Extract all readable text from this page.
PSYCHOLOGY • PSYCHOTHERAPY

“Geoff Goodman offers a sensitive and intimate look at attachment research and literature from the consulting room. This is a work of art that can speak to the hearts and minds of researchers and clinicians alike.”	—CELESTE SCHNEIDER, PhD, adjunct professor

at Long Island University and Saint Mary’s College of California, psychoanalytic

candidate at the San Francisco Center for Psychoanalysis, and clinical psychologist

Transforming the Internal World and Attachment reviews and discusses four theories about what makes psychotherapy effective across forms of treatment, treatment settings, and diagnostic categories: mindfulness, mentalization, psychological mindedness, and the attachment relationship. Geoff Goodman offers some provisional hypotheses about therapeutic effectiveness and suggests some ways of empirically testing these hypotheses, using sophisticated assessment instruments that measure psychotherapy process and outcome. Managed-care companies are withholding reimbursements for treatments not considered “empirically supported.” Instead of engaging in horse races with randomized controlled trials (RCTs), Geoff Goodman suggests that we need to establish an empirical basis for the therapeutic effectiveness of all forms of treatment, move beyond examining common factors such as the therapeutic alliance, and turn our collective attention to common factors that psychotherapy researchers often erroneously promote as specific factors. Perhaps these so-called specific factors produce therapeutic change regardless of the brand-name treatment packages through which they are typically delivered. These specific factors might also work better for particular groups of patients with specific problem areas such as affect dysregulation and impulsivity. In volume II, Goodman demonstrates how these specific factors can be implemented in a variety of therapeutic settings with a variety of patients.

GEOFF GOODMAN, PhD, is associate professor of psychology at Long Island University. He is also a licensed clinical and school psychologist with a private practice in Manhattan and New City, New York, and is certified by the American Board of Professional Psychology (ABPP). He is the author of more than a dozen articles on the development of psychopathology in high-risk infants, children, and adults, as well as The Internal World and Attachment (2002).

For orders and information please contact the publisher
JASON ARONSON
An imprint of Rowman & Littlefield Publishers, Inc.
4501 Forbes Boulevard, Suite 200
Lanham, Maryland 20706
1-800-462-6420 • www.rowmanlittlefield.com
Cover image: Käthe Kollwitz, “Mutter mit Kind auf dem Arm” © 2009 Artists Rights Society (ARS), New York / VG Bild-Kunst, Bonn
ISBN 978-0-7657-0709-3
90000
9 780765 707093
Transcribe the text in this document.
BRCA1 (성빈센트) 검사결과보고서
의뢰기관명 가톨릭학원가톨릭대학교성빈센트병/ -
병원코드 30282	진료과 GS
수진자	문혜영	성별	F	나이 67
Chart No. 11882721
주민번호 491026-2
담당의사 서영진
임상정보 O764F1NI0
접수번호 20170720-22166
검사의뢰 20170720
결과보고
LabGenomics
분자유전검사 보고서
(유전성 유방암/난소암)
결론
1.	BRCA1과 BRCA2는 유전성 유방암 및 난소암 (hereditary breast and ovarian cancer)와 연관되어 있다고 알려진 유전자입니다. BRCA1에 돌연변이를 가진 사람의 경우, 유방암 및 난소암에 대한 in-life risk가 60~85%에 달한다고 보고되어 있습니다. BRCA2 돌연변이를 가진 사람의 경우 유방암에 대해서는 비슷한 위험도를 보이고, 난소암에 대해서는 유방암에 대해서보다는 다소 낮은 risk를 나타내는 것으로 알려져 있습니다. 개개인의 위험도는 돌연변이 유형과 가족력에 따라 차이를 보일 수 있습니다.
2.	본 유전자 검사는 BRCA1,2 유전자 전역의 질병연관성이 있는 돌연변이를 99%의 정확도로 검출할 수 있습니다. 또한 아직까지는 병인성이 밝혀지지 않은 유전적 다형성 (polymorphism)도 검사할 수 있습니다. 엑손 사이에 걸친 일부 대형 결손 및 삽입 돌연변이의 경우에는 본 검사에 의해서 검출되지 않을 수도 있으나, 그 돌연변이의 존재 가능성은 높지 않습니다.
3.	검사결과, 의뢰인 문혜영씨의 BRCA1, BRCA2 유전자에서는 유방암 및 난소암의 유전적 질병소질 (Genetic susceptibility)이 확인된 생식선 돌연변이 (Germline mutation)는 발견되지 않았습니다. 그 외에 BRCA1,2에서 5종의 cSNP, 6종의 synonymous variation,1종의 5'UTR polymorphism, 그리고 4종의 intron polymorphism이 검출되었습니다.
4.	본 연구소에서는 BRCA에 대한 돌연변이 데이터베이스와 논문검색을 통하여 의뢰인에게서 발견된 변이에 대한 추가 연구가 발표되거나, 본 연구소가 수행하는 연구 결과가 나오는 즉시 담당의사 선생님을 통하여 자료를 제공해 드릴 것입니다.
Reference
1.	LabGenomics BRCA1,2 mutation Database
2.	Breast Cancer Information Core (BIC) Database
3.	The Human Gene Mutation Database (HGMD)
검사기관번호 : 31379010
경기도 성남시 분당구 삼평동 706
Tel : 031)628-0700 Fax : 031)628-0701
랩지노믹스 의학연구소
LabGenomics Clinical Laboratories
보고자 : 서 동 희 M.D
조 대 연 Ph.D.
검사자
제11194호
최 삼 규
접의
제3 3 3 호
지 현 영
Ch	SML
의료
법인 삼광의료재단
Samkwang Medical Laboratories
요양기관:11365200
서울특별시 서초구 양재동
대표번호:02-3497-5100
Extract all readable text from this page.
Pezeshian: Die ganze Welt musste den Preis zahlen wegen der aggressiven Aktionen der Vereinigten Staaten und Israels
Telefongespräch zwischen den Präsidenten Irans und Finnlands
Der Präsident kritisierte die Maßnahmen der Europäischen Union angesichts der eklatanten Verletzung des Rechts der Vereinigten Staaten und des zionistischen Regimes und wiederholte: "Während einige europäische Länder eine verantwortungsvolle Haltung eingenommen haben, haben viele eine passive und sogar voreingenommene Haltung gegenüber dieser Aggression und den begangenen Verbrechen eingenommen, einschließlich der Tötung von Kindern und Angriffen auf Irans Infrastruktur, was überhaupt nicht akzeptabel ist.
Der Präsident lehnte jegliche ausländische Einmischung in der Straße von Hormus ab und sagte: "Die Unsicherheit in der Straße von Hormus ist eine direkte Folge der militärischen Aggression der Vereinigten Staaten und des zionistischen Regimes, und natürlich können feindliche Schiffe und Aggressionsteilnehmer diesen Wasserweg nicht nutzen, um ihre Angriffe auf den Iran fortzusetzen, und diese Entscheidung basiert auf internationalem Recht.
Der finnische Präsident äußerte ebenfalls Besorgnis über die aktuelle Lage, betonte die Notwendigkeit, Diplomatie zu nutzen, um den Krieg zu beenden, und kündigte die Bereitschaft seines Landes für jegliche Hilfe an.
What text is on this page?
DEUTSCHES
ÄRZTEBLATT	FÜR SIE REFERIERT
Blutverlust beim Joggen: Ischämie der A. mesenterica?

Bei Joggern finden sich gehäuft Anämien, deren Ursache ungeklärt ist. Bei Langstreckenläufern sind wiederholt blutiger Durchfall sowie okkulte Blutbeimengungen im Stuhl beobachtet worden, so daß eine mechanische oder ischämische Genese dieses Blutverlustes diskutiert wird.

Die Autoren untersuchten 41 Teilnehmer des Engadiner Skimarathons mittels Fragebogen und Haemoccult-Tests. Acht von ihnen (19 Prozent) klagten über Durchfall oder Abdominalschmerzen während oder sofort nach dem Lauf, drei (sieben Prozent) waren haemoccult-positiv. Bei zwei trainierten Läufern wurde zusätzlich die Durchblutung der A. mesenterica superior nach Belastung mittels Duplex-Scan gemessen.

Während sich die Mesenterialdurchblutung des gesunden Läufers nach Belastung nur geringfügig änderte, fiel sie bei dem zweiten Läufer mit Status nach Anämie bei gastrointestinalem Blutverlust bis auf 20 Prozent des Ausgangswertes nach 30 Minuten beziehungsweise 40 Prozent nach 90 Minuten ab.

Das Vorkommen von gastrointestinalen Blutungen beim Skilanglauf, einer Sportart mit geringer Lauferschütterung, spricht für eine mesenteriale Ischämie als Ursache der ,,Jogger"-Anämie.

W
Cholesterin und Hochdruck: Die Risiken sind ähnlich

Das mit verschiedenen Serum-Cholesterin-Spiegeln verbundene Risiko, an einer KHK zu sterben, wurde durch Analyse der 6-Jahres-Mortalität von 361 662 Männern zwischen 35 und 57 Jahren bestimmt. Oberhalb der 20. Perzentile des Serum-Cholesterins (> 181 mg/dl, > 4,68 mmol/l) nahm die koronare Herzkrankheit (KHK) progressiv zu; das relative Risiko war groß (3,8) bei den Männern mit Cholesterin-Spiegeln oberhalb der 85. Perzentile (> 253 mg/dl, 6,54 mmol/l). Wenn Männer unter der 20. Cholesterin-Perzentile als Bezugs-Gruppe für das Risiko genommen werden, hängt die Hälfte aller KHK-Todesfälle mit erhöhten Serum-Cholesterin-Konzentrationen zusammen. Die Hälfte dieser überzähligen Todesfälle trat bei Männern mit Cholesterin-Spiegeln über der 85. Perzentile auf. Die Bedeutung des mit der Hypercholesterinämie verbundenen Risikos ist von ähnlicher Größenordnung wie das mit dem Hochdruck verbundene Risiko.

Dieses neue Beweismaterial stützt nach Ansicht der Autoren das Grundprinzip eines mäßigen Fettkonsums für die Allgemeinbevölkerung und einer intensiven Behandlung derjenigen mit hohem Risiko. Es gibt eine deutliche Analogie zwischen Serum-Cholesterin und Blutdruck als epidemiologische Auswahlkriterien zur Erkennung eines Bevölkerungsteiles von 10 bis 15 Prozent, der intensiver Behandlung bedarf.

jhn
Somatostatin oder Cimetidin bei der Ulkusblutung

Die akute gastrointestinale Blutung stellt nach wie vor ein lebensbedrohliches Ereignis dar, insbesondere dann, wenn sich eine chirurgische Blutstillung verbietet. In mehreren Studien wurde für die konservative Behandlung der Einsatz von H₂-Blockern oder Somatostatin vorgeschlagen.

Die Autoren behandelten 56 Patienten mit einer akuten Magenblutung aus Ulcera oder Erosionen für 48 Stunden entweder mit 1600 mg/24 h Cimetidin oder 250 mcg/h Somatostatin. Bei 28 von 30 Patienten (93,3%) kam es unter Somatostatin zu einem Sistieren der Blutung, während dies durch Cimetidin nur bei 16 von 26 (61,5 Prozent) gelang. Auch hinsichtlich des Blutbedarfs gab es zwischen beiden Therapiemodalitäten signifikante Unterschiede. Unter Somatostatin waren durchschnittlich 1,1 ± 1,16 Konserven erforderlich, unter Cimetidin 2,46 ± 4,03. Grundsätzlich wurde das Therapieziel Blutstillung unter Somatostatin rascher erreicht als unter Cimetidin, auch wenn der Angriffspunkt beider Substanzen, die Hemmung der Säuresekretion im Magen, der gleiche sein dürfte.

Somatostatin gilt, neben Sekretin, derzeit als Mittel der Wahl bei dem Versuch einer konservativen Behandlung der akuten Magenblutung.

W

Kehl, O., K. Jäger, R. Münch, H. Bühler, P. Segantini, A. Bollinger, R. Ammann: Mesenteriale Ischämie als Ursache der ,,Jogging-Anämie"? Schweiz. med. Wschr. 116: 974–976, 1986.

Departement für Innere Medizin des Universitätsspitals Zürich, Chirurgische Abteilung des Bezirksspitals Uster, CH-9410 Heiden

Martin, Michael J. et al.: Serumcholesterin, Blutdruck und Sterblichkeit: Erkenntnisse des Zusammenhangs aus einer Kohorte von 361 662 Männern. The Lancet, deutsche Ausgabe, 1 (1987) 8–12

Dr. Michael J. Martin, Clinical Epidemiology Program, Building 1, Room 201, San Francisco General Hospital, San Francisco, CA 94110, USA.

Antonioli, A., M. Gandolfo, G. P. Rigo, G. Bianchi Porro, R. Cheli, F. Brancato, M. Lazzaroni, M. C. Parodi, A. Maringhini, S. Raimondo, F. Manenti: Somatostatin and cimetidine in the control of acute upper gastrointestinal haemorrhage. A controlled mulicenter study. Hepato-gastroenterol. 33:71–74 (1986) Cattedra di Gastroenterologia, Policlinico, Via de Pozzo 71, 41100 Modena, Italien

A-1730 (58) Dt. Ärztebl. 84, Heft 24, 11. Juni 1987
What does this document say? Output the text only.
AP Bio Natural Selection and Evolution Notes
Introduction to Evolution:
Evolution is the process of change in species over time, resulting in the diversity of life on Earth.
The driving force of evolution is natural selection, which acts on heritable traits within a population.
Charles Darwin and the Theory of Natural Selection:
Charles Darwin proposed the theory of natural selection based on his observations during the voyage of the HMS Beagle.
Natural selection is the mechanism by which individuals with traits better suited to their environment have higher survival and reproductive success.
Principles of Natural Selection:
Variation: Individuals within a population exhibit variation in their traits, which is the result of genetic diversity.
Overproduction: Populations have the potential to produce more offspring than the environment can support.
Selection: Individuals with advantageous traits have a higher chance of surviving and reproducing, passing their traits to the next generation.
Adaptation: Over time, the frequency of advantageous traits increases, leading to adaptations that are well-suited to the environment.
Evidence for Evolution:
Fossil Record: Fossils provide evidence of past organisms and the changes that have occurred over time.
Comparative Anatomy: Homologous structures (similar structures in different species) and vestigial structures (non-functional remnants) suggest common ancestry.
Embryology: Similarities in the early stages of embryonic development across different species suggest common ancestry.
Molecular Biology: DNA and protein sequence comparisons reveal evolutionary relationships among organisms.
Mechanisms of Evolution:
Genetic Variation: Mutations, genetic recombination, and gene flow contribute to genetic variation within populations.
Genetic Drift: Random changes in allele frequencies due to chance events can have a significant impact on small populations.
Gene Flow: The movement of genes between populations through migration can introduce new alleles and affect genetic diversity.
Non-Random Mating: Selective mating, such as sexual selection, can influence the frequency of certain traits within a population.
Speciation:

◆ What you have to do
Find the word "Irans" in the listing and copy each line that contains it.

◆ Solved problem
Telefongespräch zwischen den Präsidenten Irans und Finnlands
Der Präsident kritisierte die Maßnahmen der Europäischen Union angesichts der eklatanten Verletzung des Rechts der Vereinigten Staaten und des zionistischen Regimes und wiederholte: "Während einige europäische Länder eine verantwortungsvolle Haltung eingenommen haben, haben viele eine passive und sogar voreingenommene Haltung gegenüber dieser Aggression und den begangenen Verbrechen eingenommen, einschließlich der Tötung von Kindern und Angriffen auf Irans Infrastruktur, was überhaupt nicht akzeptabel ist.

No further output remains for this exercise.